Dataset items

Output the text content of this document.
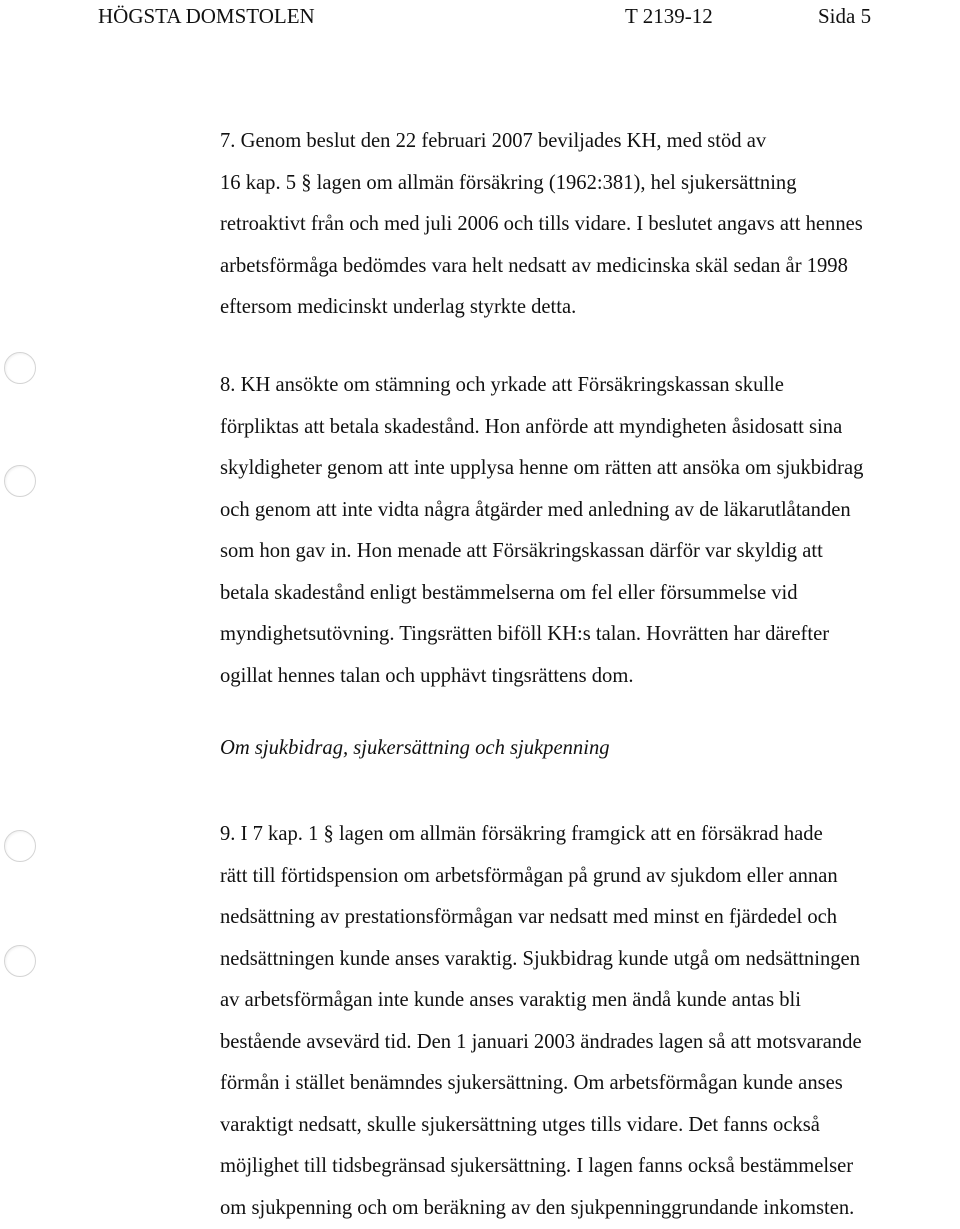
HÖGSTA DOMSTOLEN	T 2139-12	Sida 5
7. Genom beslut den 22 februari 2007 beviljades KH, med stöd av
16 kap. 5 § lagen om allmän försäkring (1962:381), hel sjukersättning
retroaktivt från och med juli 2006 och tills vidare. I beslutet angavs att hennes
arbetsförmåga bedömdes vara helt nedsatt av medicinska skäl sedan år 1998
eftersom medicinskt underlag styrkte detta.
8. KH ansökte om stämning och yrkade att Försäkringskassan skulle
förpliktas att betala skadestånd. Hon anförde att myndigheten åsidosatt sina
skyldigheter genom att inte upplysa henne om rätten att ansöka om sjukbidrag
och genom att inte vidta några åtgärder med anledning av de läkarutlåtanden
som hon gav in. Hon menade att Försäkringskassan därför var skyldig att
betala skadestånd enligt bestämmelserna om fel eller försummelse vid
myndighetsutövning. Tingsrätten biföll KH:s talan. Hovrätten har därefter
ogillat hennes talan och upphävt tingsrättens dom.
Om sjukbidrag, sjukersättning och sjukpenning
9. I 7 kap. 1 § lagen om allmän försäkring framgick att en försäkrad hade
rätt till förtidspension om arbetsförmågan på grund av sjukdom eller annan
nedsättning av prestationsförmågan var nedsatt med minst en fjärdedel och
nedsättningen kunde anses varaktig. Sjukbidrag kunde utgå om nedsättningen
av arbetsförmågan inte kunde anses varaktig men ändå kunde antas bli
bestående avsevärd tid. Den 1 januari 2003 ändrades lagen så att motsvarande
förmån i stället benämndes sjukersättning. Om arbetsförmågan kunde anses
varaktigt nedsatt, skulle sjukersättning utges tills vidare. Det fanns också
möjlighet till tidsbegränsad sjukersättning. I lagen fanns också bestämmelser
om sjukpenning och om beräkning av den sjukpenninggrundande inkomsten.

...

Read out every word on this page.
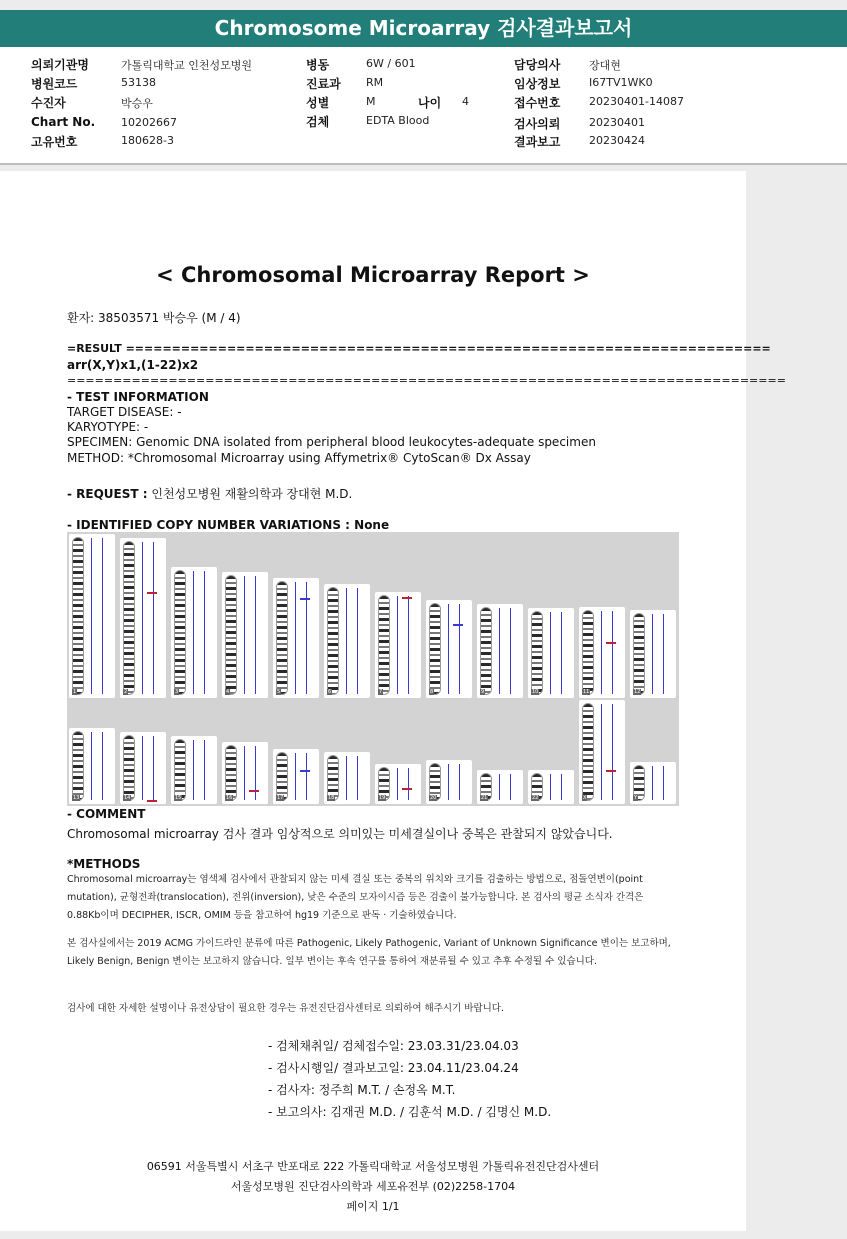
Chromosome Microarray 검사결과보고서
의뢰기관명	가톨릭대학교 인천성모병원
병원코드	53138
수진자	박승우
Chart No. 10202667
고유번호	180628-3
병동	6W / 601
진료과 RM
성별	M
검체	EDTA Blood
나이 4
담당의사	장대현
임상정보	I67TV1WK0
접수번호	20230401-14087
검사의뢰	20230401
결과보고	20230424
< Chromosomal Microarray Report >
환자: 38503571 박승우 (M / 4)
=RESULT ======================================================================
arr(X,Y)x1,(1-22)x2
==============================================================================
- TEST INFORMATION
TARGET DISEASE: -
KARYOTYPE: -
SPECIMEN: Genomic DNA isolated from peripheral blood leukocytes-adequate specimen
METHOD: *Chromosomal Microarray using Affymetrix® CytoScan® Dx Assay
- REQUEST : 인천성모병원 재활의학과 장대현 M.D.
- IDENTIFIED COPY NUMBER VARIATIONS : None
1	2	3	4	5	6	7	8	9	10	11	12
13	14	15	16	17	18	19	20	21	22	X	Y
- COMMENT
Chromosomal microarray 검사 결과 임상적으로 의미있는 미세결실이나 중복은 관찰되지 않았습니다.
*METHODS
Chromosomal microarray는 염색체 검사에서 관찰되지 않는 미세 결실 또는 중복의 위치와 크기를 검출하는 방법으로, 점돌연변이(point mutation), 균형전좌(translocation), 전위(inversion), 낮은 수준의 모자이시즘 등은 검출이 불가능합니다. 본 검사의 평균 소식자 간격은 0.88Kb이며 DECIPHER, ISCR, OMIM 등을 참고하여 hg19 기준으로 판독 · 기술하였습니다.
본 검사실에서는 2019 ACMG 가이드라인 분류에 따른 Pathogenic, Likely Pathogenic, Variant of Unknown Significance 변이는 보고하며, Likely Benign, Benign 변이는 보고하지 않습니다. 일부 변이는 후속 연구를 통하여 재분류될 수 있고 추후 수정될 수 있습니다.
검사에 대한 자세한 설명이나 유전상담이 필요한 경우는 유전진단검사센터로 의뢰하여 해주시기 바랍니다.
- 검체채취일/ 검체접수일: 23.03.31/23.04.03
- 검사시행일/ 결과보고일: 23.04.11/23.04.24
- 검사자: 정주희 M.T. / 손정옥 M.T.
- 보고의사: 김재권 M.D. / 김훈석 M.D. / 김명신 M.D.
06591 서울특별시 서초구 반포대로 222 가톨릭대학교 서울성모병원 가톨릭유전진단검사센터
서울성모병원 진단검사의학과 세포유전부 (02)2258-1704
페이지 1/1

→ Problem description: Set aside each line above that includes the string "hennes" and report it.

→ Answer to the exercise:
retroaktivt från och med juli 2006 och tills vidare. I beslutet angavs att hennes
ogillat hennes talan och upphävt tingsrättens dom.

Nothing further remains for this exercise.